▶ TASK DESCRIPTION: Lift out all lines below that contain "this".

▶ DATA ENTRIES:
*-*-*

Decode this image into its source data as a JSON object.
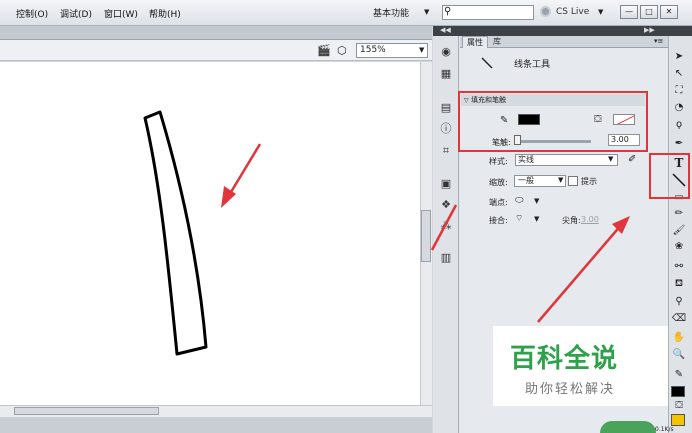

*-*-*

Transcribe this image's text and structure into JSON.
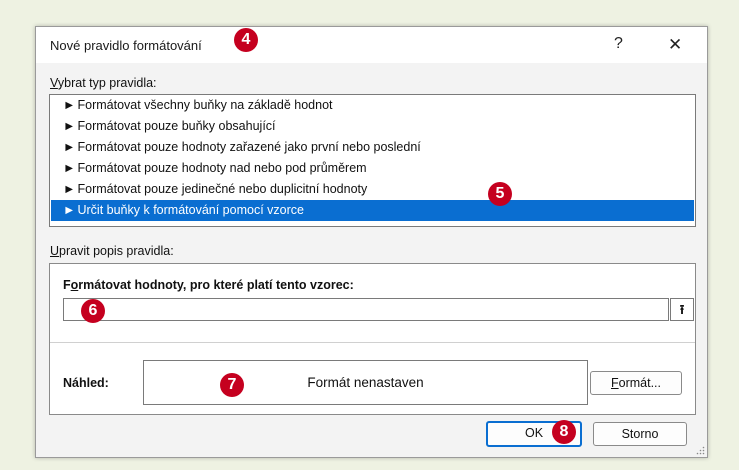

*-*-*

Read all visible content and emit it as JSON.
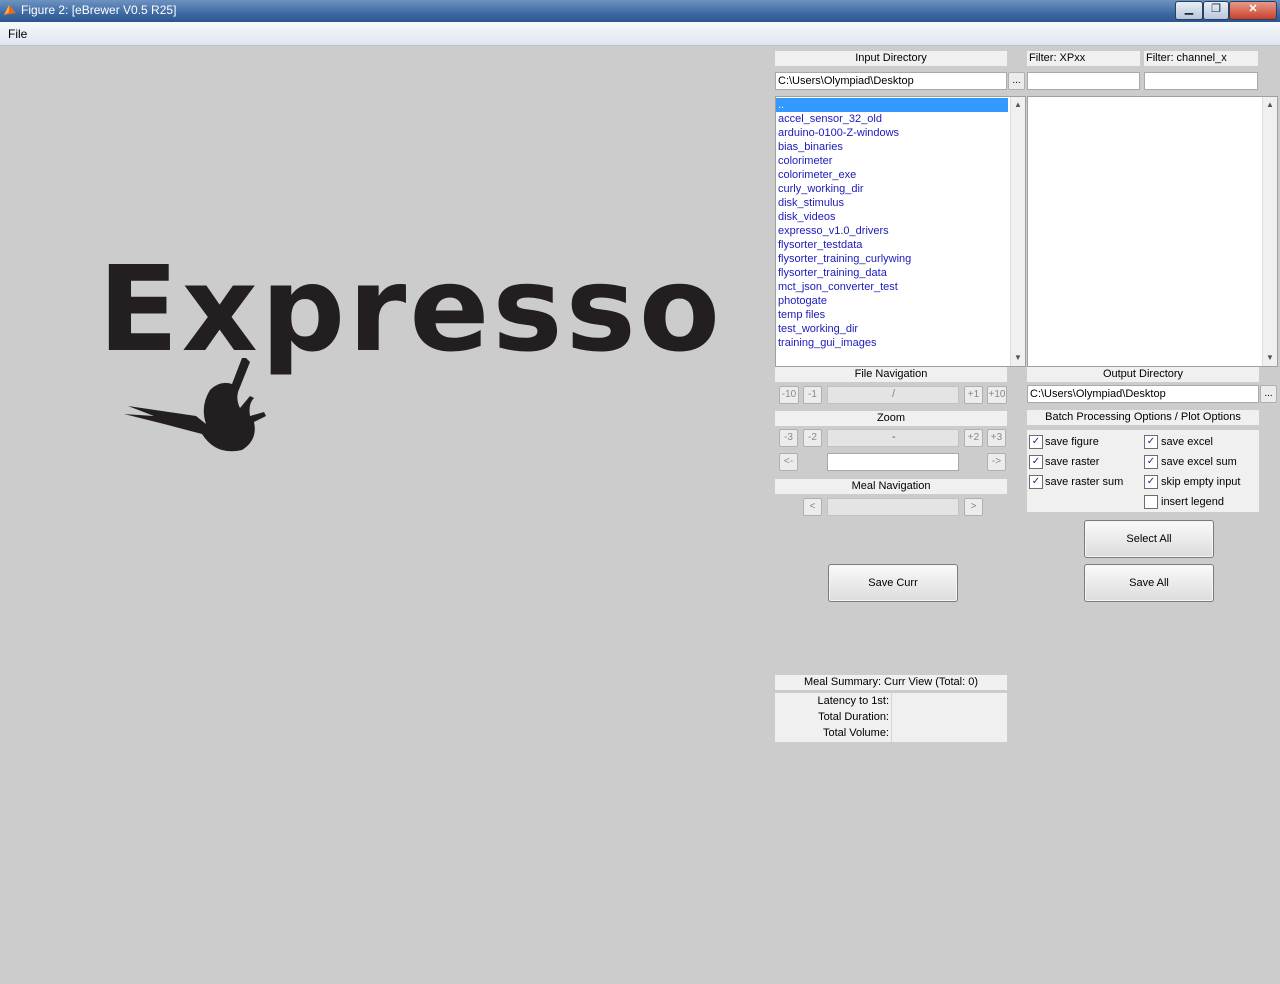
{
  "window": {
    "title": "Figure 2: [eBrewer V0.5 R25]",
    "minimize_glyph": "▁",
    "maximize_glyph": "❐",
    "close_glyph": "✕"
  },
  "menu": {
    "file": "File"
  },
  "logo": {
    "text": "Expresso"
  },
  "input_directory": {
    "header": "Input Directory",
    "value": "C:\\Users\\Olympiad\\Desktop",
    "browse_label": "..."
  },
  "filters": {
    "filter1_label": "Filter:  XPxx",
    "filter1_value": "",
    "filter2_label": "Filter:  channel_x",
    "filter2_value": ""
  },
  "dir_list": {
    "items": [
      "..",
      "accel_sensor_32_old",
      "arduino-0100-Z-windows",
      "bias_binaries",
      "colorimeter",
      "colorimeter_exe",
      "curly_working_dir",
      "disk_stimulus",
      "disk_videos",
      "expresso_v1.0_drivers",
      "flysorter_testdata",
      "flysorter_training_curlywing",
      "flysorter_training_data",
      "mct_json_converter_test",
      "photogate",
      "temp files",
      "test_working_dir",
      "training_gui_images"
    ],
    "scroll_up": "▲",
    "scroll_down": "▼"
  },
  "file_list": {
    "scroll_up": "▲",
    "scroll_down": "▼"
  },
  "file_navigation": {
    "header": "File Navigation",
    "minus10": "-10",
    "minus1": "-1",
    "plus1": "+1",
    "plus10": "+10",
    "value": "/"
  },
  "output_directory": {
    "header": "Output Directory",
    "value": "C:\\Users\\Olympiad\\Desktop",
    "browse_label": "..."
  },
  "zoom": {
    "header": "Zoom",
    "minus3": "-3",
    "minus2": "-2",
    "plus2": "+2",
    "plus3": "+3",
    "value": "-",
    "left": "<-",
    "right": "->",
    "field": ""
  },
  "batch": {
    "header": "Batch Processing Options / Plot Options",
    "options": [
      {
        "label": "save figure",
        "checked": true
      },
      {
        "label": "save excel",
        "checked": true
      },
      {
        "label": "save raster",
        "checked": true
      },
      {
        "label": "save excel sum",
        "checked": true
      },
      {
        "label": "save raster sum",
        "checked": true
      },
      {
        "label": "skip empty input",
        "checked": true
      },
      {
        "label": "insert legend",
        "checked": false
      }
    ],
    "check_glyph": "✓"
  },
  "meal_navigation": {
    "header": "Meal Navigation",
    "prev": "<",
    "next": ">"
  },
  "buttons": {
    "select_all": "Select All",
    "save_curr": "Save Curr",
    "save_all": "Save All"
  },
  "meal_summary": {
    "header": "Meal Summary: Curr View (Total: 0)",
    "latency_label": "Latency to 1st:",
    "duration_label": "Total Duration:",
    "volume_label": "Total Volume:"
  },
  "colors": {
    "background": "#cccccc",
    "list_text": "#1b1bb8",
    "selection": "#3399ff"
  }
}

*-*-*

▶ TASK SOLUTION:
Decode this image into its source data as a JSON object.
Transcribe this image's text and structure into JSON.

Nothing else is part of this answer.